● Description of the task:
Go through the data below. Pull out every line that has the word "left".

● Material for the task:

■ ■ ■ ■

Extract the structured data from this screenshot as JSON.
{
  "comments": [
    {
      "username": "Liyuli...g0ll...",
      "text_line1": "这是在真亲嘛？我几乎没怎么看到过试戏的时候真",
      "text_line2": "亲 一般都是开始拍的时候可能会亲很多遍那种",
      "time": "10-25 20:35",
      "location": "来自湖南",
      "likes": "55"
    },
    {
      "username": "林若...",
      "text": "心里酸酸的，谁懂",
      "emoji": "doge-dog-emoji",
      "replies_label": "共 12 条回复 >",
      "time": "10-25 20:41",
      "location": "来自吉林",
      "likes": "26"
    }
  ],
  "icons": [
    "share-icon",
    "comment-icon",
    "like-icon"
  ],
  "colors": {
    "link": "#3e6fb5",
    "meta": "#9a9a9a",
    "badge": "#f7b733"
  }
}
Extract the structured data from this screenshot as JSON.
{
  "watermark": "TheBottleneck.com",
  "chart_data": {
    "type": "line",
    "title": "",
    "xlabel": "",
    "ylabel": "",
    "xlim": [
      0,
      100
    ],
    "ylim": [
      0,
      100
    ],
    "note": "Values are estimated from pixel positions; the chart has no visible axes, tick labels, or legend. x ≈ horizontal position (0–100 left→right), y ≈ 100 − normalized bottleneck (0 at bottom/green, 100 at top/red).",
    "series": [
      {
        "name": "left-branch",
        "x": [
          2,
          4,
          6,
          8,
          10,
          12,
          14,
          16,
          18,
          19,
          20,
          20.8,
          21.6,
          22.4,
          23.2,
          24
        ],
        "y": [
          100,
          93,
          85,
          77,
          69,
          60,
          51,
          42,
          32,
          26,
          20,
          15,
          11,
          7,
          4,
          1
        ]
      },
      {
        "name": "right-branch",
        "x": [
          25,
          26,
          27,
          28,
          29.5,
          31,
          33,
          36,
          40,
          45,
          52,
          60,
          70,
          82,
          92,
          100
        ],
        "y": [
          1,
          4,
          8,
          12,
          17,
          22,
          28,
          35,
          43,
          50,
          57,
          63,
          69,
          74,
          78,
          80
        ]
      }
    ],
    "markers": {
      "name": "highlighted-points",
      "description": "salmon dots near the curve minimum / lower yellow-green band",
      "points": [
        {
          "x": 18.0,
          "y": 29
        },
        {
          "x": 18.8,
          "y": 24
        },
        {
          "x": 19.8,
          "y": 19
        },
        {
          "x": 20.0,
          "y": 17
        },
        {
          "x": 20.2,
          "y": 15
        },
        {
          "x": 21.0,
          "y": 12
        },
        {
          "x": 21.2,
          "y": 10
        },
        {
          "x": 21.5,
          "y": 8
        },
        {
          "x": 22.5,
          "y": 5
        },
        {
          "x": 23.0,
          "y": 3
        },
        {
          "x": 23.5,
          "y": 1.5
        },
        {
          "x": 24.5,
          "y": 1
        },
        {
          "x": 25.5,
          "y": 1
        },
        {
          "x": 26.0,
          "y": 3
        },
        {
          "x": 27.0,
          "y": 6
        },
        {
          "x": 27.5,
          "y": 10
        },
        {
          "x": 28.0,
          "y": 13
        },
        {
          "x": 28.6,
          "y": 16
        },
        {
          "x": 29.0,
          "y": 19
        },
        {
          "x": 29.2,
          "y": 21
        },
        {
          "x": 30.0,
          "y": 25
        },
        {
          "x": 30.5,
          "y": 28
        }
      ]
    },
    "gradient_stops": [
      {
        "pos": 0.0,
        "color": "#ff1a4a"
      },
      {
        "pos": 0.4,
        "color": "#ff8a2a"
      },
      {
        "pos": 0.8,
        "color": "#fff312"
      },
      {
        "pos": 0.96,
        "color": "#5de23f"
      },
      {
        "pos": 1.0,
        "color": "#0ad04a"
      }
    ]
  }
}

■ ■ ■ ■

● Full output:
    "note": "Values are estimated from pixel positions; the chart has no visible axes, tick labels, or legend. x ≈ horizontal position (0–100 left→right), y ≈ 100 − normalized bottleneck (0 at bottom/green, 100 at top/red).",
        "name": "left-branch",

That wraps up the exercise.